Items from a figure collection
-- Begin --

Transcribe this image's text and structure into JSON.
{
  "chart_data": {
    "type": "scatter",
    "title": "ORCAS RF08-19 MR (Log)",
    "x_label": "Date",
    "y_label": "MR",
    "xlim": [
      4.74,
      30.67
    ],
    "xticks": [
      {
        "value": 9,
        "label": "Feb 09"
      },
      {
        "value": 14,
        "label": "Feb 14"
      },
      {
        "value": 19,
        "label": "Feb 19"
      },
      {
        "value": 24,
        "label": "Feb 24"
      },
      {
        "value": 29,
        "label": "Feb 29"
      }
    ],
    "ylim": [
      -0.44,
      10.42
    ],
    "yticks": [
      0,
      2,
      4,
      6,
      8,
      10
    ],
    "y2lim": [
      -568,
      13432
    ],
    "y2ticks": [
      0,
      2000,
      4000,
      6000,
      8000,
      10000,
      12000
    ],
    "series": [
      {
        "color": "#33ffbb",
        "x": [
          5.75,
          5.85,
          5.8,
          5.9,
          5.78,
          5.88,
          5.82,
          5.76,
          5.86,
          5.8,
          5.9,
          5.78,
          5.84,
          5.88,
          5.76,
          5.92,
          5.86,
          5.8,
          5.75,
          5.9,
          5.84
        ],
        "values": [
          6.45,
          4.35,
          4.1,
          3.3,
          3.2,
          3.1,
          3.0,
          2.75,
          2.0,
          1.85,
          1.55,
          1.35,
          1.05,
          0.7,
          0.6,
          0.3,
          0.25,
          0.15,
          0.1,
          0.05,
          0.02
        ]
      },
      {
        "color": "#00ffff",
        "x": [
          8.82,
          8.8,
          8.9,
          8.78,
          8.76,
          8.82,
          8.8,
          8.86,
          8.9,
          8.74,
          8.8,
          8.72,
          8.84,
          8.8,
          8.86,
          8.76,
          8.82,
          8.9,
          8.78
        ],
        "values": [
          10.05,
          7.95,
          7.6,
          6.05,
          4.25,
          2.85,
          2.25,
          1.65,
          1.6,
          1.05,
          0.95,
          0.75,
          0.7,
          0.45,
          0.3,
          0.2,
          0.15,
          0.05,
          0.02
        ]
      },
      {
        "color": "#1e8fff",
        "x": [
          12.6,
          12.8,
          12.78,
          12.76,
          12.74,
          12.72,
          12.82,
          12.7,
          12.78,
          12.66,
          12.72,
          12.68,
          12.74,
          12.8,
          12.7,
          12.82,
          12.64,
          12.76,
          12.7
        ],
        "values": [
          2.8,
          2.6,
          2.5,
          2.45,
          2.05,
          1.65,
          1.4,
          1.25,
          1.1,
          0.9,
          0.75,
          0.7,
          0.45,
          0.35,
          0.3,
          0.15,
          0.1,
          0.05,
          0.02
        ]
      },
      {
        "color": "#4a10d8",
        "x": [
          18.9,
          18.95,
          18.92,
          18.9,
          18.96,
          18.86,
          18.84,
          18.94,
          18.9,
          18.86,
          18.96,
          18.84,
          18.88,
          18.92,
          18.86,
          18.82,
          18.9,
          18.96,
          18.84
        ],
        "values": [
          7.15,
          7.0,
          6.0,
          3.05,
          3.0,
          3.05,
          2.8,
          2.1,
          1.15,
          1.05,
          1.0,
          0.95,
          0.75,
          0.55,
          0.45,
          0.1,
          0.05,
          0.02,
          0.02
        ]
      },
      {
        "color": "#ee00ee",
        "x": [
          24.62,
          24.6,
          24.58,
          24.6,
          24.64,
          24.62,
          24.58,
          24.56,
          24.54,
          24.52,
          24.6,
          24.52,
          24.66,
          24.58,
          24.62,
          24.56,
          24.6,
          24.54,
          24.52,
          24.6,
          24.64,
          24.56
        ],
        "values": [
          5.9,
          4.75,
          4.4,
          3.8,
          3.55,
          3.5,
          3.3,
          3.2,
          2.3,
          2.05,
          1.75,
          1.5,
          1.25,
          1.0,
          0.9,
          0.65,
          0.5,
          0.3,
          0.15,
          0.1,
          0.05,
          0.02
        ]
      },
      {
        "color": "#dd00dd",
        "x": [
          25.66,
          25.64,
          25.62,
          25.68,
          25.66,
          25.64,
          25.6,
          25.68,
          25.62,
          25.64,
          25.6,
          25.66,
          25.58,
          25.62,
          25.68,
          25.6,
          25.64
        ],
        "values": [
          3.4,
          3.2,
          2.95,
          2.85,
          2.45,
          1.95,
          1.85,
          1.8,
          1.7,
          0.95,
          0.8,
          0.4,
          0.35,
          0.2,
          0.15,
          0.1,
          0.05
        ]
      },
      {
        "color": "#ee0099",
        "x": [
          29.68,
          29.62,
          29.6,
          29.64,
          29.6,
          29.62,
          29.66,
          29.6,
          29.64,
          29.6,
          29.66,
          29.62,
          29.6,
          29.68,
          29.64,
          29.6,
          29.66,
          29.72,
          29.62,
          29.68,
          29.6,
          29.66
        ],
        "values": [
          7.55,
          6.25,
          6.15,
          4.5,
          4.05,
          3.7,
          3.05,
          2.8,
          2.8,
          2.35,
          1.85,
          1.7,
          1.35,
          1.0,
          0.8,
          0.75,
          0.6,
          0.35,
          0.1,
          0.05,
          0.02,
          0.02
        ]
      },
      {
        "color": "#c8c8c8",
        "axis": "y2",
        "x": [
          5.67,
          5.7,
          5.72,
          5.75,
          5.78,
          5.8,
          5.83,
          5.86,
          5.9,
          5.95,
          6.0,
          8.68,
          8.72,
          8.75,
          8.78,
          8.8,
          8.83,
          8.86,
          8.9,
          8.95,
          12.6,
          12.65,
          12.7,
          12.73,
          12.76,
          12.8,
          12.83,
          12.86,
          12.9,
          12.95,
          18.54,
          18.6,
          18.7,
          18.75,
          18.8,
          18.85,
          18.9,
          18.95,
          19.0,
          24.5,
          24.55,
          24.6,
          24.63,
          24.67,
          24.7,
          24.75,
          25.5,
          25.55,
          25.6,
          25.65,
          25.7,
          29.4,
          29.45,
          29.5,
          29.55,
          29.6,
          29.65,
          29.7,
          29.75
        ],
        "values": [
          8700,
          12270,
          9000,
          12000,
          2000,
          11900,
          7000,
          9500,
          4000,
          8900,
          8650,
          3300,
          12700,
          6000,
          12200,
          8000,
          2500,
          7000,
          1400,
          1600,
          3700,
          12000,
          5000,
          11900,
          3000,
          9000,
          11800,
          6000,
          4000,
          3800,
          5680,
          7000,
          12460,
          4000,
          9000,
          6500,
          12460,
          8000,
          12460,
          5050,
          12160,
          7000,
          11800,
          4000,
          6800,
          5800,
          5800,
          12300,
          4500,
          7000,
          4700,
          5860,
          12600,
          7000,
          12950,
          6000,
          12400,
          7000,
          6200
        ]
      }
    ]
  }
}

-- End --

§ **EXERCISE**: Repeat the data exactly. Leave nothing out.

§ **ANSWER FOR THIS EXERCISE**:
Transcribe this image's text and structure into JSON.
{
  "chart_data": {
    "type": "scatter",
    "title": "ORCAS RF08-19 MR (Log)",
    "x_label": "Date",
    "y_label": "MR",
    "xlim": [
      4.74,
      30.67
    ],
    "xticks": [
      {
        "value": 9,
        "label": "Feb 09"
      },
      {
        "value": 14,
        "label": "Feb 14"
      },
      {
        "value": 19,
        "label": "Feb 19"
      },
      {
        "value": 24,
        "label": "Feb 24"
      },
      {
        "value": 29,
        "label": "Feb 29"
      }
    ],
    "ylim": [
      -0.44,
      10.42
    ],
    "yticks": [
      0,
      2,
      4,
      6,
      8,
      10
    ],
    "y2lim": [
      -568,
      13432
    ],
    "y2ticks": [
      0,
      2000,
      4000,
      6000,
      8000,
      10000,
      12000
    ],
    "series": [
      {
        "color": "#33ffbb",
        "x": [
          5.75,
          5.85,
          5.8,
          5.9,
          5.78,
          5.88,
          5.82,
          5.76,
          5.86,
          5.8,
          5.9,
          5.78,
          5.84,
          5.88,
          5.76,
          5.92,
          5.86,
          5.8,
          5.75,
          5.9,
          5.84
        ],
        "values": [
          6.45,
          4.35,
          4.1,
          3.3,
          3.2,
          3.1,
          3.0,
          2.75,
          2.0,
          1.85,
          1.55,
          1.35,
          1.05,
          0.7,
          0.6,
          0.3,
          0.25,
          0.15,
          0.1,
          0.05,
          0.02
        ]
      },
      {
        "color": "#00ffff",
        "x": [
          8.82,
          8.8,
          8.9,
          8.78,
          8.76,
          8.82,
          8.8,
          8.86,
          8.9,
          8.74,
          8.8,
          8.72,
          8.84,
          8.8,
          8.86,
          8.76,
          8.82,
          8.9,
          8.78
        ],
        "values": [
          10.05,
          7.95,
          7.6,
          6.05,
          4.25,
          2.85,
          2.25,
          1.65,
          1.6,
          1.05,
          0.95,
          0.75,
          0.7,
          0.45,
          0.3,
          0.2,
          0.15,
          0.05,
          0.02
        ]
      },
      {
        "color": "#1e8fff",
        "x": [
          12.6,
          12.8,
          12.78,
          12.76,
          12.74,
          12.72,
          12.82,
          12.7,
          12.78,
          12.66,
          12.72,
          12.68,
          12.74,
          12.8,
          12.7,
          12.82,
          12.64,
          12.76,
          12.7
        ],
        "values": [
          2.8,
          2.6,
          2.5,
          2.45,
          2.05,
          1.65,
          1.4,
          1.25,
          1.1,
          0.9,
          0.75,
          0.7,
          0.45,
          0.35,
          0.3,
          0.15,
          0.1,
          0.05,
          0.02
        ]
      },
      {
        "color": "#4a10d8",
        "x": [
          18.9,
          18.95,
          18.92,
          18.9,
          18.96,
          18.86,
          18.84,
          18.94,
          18.9,
          18.86,
          18.96,
          18.84,
          18.88,
          18.92,
          18.86,
          18.82,
          18.9,
          18.96,
          18.84
        ],
        "values": [
          7.15,
          7.0,
          6.0,
          3.05,
          3.0,
          3.05,
          2.8,
          2.1,
          1.15,
          1.05,
          1.0,
          0.95,
          0.75,
          0.55,
          0.45,
          0.1,
          0.05,
          0.02,
          0.02
        ]
      },
      {
        "color": "#ee00ee",
        "x": [
          24.62,
          24.6,
          24.58,
          24.6,
          24.64,
          24.62,
          24.58,
          24.56,
          24.54,
          24.52,
          24.6,
          24.52,
          24.66,
          24.58,
          24.62,
          24.56,
          24.6,
          24.54,
          24.52,
          24.6,
          24.64,
          24.56
        ],
        "values": [
          5.9,
          4.75,
          4.4,
          3.8,
          3.55,
          3.5,
          3.3,
          3.2,
          2.3,
          2.05,
          1.75,
          1.5,
          1.25,
          1.0,
          0.9,
          0.65,
          0.5,
          0.3,
          0.15,
          0.1,
          0.05,
          0.02
        ]
      },
      {
        "color": "#dd00dd",
        "x": [
          25.66,
          25.64,
          25.62,
          25.68,
          25.66,
          25.64,
          25.6,
          25.68,
          25.62,
          25.64,
          25.6,
          25.66,
          25.58,
          25.62,
          25.68,
          25.6,
          25.64
        ],
        "values": [
          3.4,
          3.2,
          2.95,
          2.85,
          2.45,
          1.95,
          1.85,
          1.8,
          1.7,
          0.95,
          0.8,
          0.4,
          0.35,
          0.2,
          0.15,
          0.1,
          0.05
        ]
      },
      {
        "color": "#ee0099",
        "x": [
          29.68,
          29.62,
          29.6,
          29.64,
          29.6,
          29.62,
          29.66,
          29.6,
          29.64,
          29.6,
          29.66,
          29.62,
          29.6,
          29.68,
          29.64,
          29.6,
          29.66,
          29.72,
          29.62,
          29.68,
          29.6,
          29.66
        ],
        "values": [
          7.55,
          6.25,
          6.15,
          4.5,
          4.05,
          3.7,
          3.05,
          2.8,
          2.8,
          2.35,
          1.85,
          1.7,
          1.35,
          1.0,
          0.8,
          0.75,
          0.6,
          0.35,
          0.1,
          0.05,
          0.02,
          0.02
        ]
      },
      {
        "color": "#c8c8c8",
        "axis": "y2",
        "x": [
          5.67,
          5.7,
          5.72,
          5.75,
          5.78,
          5.8,
          5.83,
          5.86,
          5.9,
          5.95,
          6.0,
          8.68,
          8.72,
          8.75,
          8.78,
          8.8,
          8.83,
          8.86,
          8.9,
          8.95,
          12.6,
          12.65,
          12.7,
          12.73,
          12.76,
          12.8,
          12.83,
          12.86,
          12.9,
          12.95,
          18.54,
          18.6,
          18.7,
          18.75,
          18.8,
          18.85,
          18.9,
          18.95,
          19.0,
          24.5,
          24.55,
          24.6,
          24.63,
          24.67,
          24.7,
          24.75,
          25.5,
          25.55,
          25.6,
          25.65,
          25.7,
          29.4,
          29.45,
          29.5,
          29.55,
          29.6,
          29.65,
          29.7,
          29.75
        ],
        "values": [
          8700,
          12270,
          9000,
          12000,
          2000,
          11900,
          7000,
          9500,
          4000,
          8900,
          8650,
          3300,
          12700,
          6000,
          12200,
          8000,
          2500,
          7000,
          1400,
          1600,
          3700,
          12000,
          5000,
          11900,
          3000,
          9000,
          11800,
          6000,
          4000,
          3800,
          5680,
          7000,
          12460,
          4000,
          9000,
          6500,
          12460,
          8000,
          12460,
          5050,
          12160,
          7000,
          11800,
          4000,
          6800,
          5800,
          5800,
          12300,
          4500,
          7000,
          4700,
          5860,
          12600,
          7000,
          12950,
          6000,
          12400,
          7000,
          6200
        ]
      }
    ]
  }
}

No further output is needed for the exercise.